EXCERPTED RECORDS.
* begin *
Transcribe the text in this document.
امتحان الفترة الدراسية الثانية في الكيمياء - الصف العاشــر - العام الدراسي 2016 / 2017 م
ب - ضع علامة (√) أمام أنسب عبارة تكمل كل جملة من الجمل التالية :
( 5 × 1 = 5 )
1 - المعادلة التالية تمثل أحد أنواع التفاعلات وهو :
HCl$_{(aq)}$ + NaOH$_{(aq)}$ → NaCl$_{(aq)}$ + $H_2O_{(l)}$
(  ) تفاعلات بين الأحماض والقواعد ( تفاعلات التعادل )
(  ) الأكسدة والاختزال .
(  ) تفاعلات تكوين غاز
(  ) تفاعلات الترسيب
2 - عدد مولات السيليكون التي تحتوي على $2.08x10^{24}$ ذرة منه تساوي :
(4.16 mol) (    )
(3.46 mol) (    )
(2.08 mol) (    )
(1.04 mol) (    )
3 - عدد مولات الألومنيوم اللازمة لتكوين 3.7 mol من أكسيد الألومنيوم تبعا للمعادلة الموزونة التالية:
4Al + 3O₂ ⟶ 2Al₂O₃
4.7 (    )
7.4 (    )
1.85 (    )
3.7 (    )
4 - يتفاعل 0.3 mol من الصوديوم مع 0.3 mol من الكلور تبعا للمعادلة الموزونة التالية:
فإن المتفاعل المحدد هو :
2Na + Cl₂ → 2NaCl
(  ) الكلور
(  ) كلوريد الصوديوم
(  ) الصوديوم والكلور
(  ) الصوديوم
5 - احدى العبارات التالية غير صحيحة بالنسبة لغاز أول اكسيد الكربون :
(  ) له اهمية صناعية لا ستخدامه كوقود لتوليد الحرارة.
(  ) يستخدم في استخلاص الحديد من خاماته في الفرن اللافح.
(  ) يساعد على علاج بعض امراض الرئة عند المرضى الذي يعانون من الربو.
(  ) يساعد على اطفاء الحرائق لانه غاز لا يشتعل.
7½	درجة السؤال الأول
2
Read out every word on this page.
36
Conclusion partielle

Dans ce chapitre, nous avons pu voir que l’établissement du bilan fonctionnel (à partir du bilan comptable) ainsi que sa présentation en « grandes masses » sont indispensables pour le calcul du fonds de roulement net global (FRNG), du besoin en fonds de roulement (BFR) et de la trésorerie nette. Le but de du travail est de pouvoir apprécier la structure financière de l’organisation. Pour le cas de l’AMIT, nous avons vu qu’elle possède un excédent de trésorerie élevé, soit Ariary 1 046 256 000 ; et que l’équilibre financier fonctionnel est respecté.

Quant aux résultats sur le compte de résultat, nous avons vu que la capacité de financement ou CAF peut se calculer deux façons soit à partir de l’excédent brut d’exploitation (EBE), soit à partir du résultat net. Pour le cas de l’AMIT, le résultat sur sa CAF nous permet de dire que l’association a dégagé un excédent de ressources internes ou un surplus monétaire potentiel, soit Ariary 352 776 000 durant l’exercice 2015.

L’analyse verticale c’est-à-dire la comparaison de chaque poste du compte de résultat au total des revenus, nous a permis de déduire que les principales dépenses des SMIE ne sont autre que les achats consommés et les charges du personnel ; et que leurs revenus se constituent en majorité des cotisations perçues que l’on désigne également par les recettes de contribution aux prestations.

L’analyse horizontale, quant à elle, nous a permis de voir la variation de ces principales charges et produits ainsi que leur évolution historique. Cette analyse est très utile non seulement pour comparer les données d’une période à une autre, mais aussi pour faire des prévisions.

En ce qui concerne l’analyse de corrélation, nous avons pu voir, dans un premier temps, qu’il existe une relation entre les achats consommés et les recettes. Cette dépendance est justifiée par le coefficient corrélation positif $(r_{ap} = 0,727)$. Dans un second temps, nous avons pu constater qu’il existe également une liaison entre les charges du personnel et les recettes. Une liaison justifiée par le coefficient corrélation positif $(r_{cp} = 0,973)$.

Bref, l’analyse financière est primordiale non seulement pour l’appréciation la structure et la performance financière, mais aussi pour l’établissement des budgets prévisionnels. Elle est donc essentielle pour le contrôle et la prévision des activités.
* end *
GIVEN TASK. Using the listing above, please repeat every entry exactly.

RESPONSE.
Transcribe the text in this document.
امتحان الفترة الدراسية الثانية في الكيمياء - الصف العاشــر - العام الدراسي 2016 / 2017 م
ب - ضع علامة (√) أمام أنسب عبارة تكمل كل جملة من الجمل التالية :
( 5 × 1 = 5 )
1 - المعادلة التالية تمثل أحد أنواع التفاعلات وهو :
HCl$_{(aq)}$ + NaOH$_{(aq)}$ → NaCl$_{(aq)}$ + $H_2O_{(l)}$
(  ) تفاعلات بين الأحماض والقواعد ( تفاعلات التعادل )
(  ) الأكسدة والاختزال .
(  ) تفاعلات تكوين غاز
(  ) تفاعلات الترسيب
2 - عدد مولات السيليكون التي تحتوي على $2.08x10^{24}$ ذرة منه تساوي :
(4.16 mol) (    )
(3.46 mol) (    )
(2.08 mol) (    )
(1.04 mol) (    )
3 - عدد مولات الألومنيوم اللازمة لتكوين 3.7 mol من أكسيد الألومنيوم تبعا للمعادلة الموزونة التالية:
4Al + 3O₂ ⟶ 2Al₂O₃
4.7 (    )
7.4 (    )
1.85 (    )
3.7 (    )
4 - يتفاعل 0.3 mol من الصوديوم مع 0.3 mol من الكلور تبعا للمعادلة الموزونة التالية:
فإن المتفاعل المحدد هو :
2Na + Cl₂ → 2NaCl
(  ) الكلور
(  ) كلوريد الصوديوم
(  ) الصوديوم والكلور
(  ) الصوديوم
5 - احدى العبارات التالية غير صحيحة بالنسبة لغاز أول اكسيد الكربون :
(  ) له اهمية صناعية لا ستخدامه كوقود لتوليد الحرارة.
(  ) يستخدم في استخلاص الحديد من خاماته في الفرن اللافح.
(  ) يساعد على علاج بعض امراض الرئة عند المرضى الذي يعانون من الربو.
(  ) يساعد على اطفاء الحرائق لانه غاز لا يشتعل.
7½	درجة السؤال الأول
2
Read out every word on this page.
36
Conclusion partielle

Dans ce chapitre, nous avons pu voir que l’établissement du bilan fonctionnel (à partir du bilan comptable) ainsi que sa présentation en « grandes masses » sont indispensables pour le calcul du fonds de roulement net global (FRNG), du besoin en fonds de roulement (BFR) et de la trésorerie nette. Le but de du travail est de pouvoir apprécier la structure financière de l’organisation. Pour le cas de l’AMIT, nous avons vu qu’elle possède un excédent de trésorerie élevé, soit Ariary 1 046 256 000 ; et que l’équilibre financier fonctionnel est respecté.

Quant aux résultats sur le compte de résultat, nous avons vu que la capacité de financement ou CAF peut se calculer deux façons soit à partir de l’excédent brut d’exploitation (EBE), soit à partir du résultat net. Pour le cas de l’AMIT, le résultat sur sa CAF nous permet de dire que l’association a dégagé un excédent de ressources internes ou un surplus monétaire potentiel, soit Ariary 352 776 000 durant l’exercice 2015.

L’analyse verticale c’est-à-dire la comparaison de chaque poste du compte de résultat au total des revenus, nous a permis de déduire que les principales dépenses des SMIE ne sont autre que les achats consommés et les charges du personnel ; et que leurs revenus se constituent en majorité des cotisations perçues que l’on désigne également par les recettes de contribution aux prestations.

L’analyse horizontale, quant à elle, nous a permis de voir la variation de ces principales charges et produits ainsi que leur évolution historique. Cette analyse est très utile non seulement pour comparer les données d’une période à une autre, mais aussi pour faire des prévisions.

En ce qui concerne l’analyse de corrélation, nous avons pu voir, dans un premier temps, qu’il existe une relation entre les achats consommés et les recettes. Cette dépendance est justifiée par le coefficient corrélation positif $(r_{ap} = 0,727)$. Dans un second temps, nous avons pu constater qu’il existe également une liaison entre les charges du personnel et les recettes. Une liaison justifiée par le coefficient corrélation positif $(r_{cp} = 0,973)$.

Bref, l’analyse financière est primordiale non seulement pour l’appréciation la structure et la performance financière, mais aussi pour l’établissement des budgets prévisionnels. Elle est donc essentielle pour le contrôle et la prévision des activités.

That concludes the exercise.